What you need to do:
Provide only the number of lines where "Item" occurs.
───── Data to process ─────
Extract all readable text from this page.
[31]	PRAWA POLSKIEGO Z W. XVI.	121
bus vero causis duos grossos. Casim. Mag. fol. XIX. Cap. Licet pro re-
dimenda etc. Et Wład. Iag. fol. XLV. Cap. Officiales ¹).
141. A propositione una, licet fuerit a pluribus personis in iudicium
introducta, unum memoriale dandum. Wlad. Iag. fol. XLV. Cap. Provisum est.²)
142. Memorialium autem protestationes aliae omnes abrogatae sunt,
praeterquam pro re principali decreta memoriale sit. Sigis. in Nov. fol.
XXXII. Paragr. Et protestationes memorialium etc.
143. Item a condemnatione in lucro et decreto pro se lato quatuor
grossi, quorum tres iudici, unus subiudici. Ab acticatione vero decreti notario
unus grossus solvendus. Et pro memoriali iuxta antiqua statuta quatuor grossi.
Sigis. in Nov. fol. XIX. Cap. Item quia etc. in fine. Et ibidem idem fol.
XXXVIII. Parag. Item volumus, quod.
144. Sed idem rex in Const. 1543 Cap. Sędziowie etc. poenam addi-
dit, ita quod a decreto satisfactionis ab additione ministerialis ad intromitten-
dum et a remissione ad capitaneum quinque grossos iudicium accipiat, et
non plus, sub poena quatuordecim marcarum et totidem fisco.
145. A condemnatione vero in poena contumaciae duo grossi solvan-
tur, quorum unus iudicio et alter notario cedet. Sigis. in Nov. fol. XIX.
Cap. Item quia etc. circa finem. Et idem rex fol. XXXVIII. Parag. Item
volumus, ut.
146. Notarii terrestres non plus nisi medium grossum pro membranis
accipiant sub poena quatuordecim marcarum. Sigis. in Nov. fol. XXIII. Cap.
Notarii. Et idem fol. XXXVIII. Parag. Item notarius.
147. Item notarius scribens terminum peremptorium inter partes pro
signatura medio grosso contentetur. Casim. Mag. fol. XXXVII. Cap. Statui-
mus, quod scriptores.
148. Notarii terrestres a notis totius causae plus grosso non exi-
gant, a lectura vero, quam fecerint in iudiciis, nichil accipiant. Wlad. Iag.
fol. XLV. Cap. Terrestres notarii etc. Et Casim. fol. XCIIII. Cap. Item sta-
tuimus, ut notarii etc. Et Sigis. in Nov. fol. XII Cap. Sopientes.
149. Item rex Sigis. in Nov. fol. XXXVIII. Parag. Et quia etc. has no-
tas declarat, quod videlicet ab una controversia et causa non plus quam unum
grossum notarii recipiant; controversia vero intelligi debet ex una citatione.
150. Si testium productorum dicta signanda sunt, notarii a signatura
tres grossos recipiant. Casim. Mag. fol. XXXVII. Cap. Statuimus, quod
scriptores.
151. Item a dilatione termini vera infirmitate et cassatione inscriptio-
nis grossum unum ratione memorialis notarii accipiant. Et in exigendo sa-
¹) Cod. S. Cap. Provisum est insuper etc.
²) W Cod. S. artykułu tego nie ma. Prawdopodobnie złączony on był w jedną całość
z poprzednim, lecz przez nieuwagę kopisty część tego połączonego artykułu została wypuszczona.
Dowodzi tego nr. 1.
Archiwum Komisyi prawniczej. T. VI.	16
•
─────
───── Data to process ─────
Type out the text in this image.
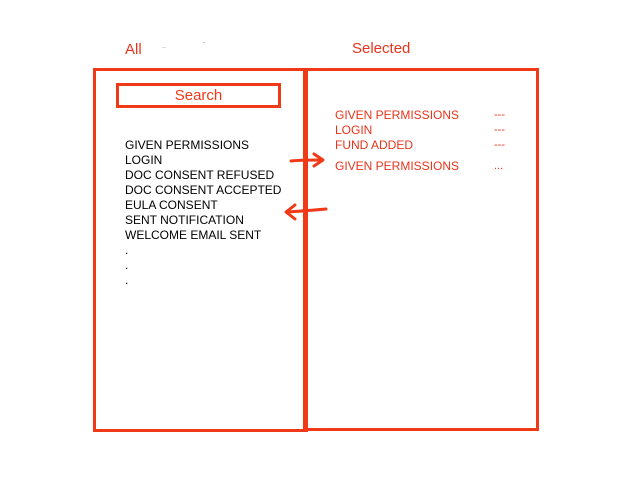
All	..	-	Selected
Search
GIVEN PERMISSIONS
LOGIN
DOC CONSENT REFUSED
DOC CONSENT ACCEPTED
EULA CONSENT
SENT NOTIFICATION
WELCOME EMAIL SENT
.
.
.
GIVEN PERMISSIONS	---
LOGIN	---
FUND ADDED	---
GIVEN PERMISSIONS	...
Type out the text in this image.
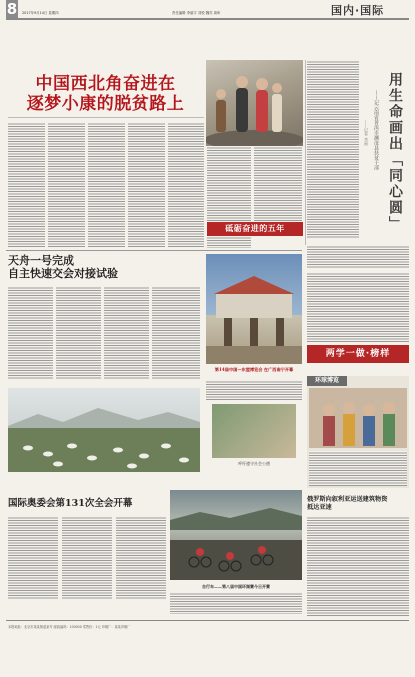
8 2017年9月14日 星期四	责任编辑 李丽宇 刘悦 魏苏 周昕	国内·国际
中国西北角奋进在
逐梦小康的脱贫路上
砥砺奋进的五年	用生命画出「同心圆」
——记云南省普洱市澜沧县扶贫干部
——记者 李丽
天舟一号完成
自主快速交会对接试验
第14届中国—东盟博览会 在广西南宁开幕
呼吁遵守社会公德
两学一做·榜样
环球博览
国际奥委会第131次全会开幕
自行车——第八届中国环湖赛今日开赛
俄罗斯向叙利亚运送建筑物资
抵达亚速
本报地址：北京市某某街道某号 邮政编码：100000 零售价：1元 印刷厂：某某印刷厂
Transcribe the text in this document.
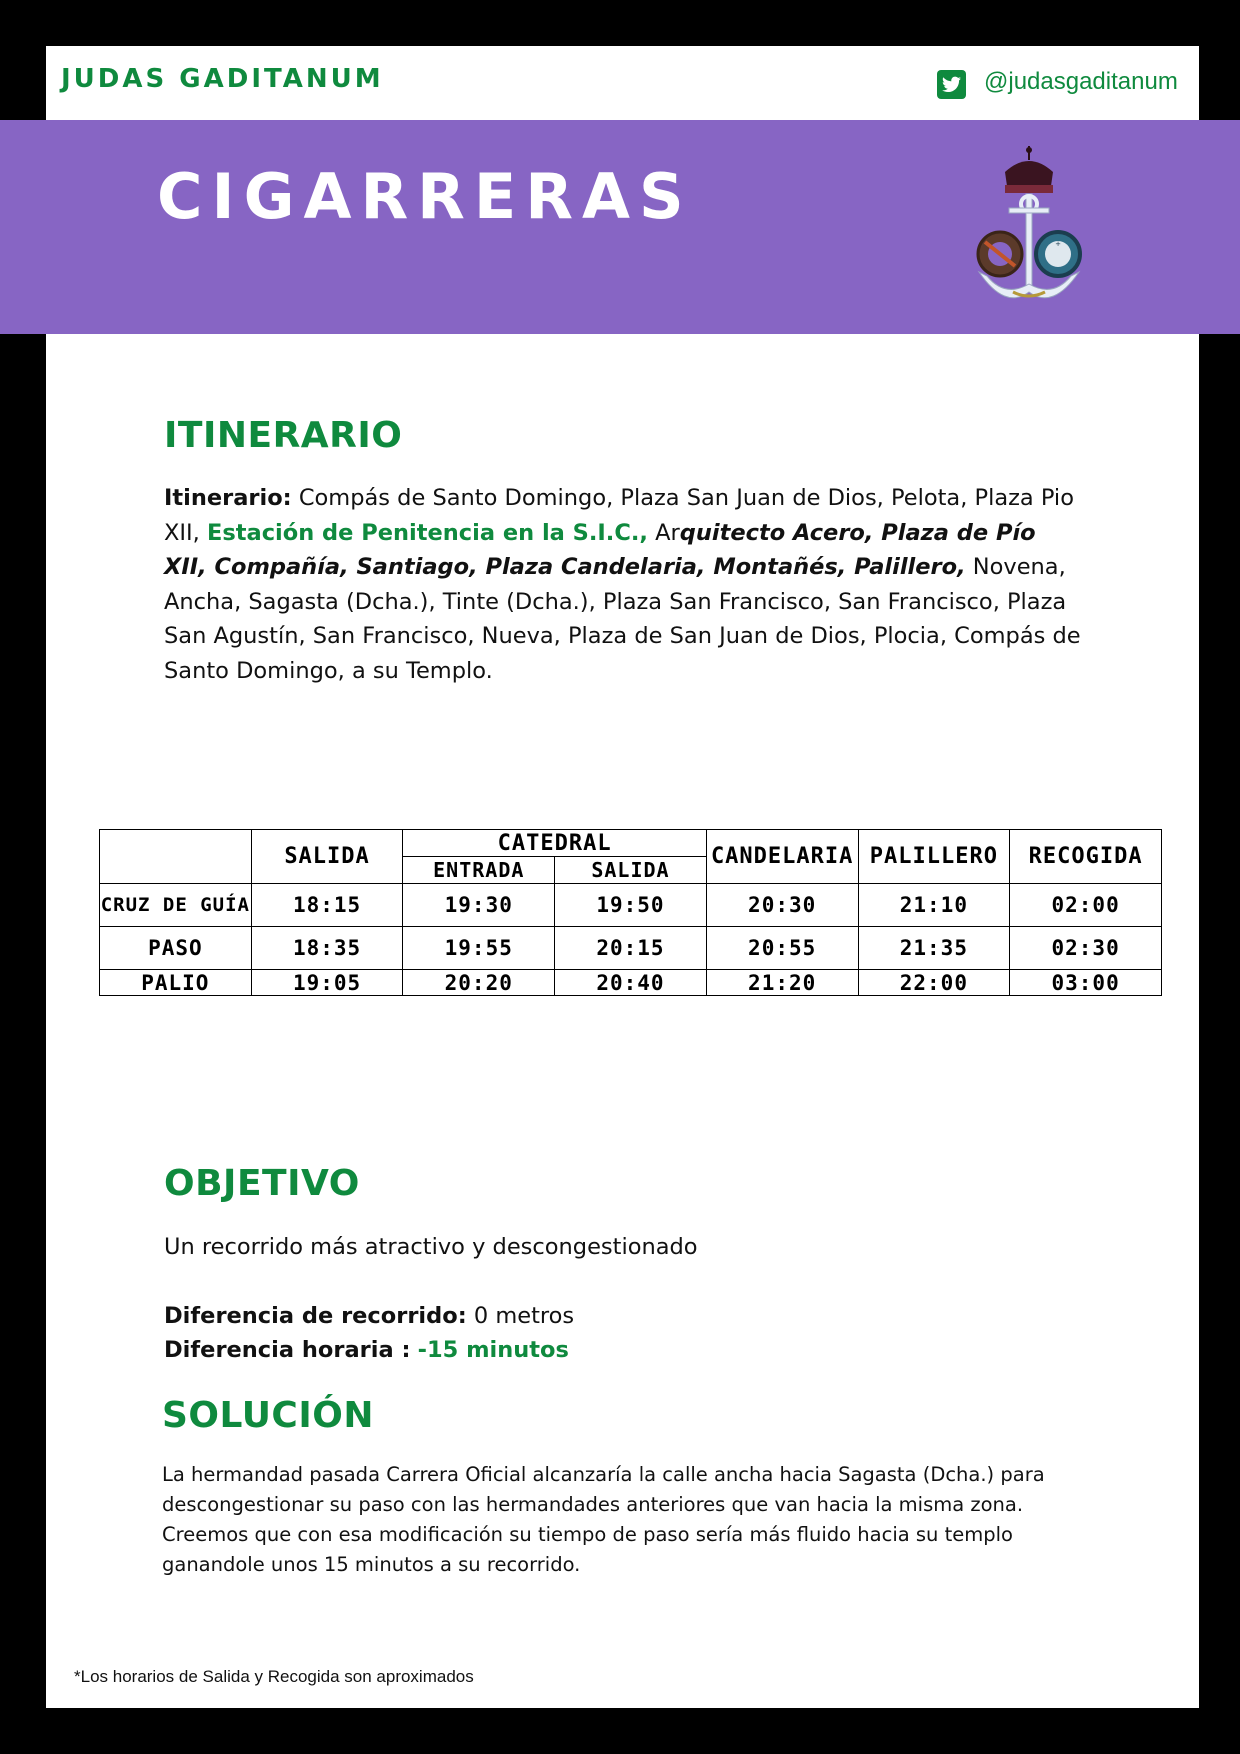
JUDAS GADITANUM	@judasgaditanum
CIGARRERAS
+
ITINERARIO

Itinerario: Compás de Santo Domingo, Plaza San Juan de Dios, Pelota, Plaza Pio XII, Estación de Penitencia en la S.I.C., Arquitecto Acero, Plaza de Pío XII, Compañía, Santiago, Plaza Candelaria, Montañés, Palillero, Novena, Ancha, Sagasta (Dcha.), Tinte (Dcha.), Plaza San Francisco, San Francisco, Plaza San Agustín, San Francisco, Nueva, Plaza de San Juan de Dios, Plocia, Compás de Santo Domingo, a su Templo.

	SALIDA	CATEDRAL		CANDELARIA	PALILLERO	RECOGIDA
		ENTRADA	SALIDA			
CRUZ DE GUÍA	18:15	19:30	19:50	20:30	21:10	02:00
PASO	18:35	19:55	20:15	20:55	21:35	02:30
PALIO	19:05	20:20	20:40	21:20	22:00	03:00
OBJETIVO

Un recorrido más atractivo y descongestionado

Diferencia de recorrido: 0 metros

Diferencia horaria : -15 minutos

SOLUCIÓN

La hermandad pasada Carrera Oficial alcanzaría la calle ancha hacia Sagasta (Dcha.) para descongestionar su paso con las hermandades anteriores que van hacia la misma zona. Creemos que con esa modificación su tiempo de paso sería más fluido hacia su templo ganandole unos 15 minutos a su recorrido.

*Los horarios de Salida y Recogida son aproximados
─────
───── Data to process ─────
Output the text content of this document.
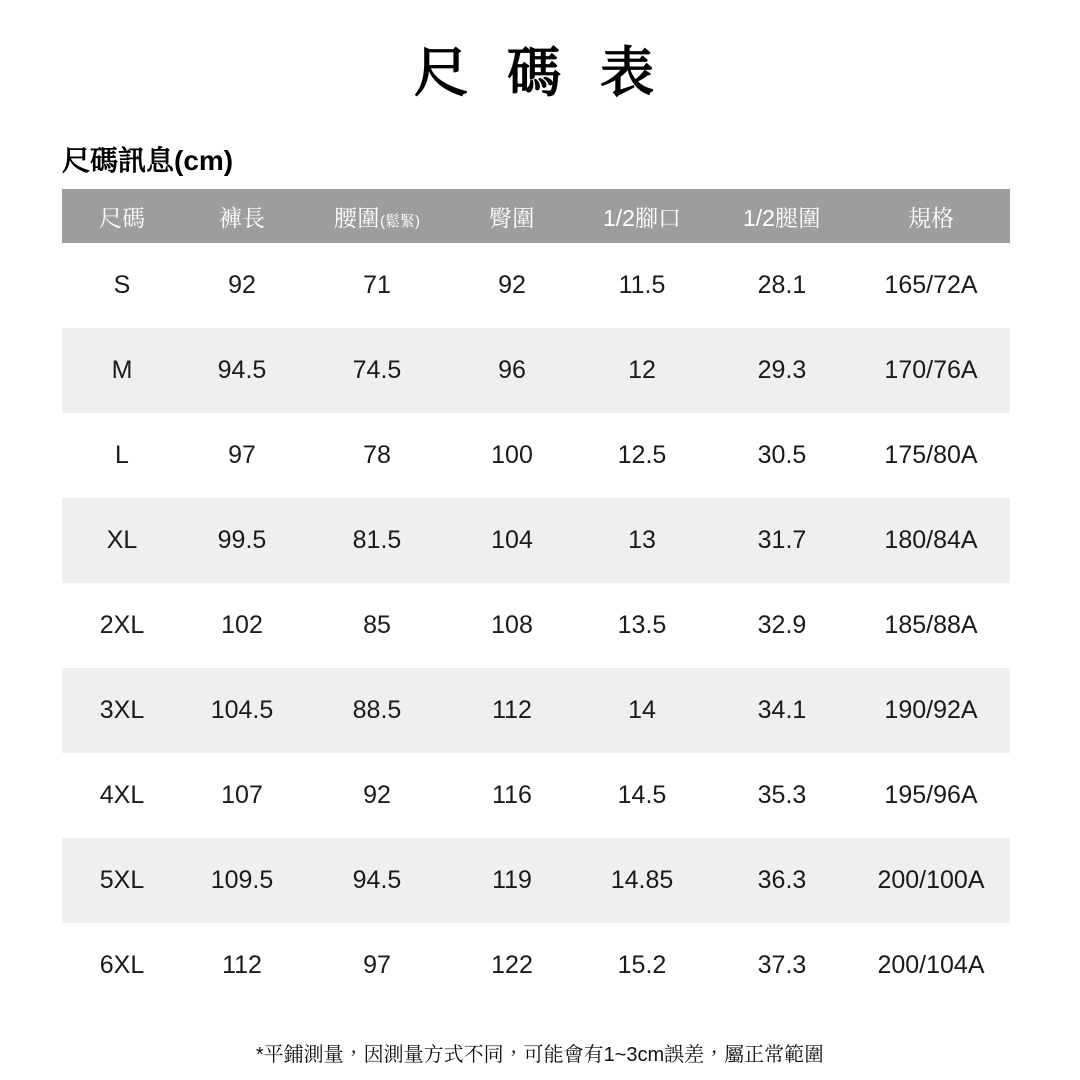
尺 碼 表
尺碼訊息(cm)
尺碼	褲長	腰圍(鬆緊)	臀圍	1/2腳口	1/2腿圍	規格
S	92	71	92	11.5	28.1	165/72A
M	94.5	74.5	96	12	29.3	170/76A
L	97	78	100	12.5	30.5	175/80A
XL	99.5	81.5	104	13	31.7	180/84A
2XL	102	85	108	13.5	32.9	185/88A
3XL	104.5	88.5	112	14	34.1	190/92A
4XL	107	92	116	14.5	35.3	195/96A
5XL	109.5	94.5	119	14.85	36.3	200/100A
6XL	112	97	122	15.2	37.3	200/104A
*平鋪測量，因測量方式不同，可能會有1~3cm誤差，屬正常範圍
─────
Output for this exercise:
9